STATED GOAL: Using the listing beneath this task, count the lines with the word "Order" and write only the result.

GIVEN ENTRIES:
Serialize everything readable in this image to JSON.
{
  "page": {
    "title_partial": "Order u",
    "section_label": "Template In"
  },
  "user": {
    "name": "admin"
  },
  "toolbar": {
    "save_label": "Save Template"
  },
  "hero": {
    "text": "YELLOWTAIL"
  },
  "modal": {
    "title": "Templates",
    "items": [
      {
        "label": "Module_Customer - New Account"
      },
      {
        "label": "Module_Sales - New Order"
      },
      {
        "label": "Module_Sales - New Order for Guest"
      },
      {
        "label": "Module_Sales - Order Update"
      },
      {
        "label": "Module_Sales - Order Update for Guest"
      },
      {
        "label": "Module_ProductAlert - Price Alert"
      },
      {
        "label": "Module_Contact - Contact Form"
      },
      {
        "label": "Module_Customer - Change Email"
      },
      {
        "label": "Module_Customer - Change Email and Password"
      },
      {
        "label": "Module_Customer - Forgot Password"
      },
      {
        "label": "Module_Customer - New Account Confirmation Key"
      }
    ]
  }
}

REPLY: 5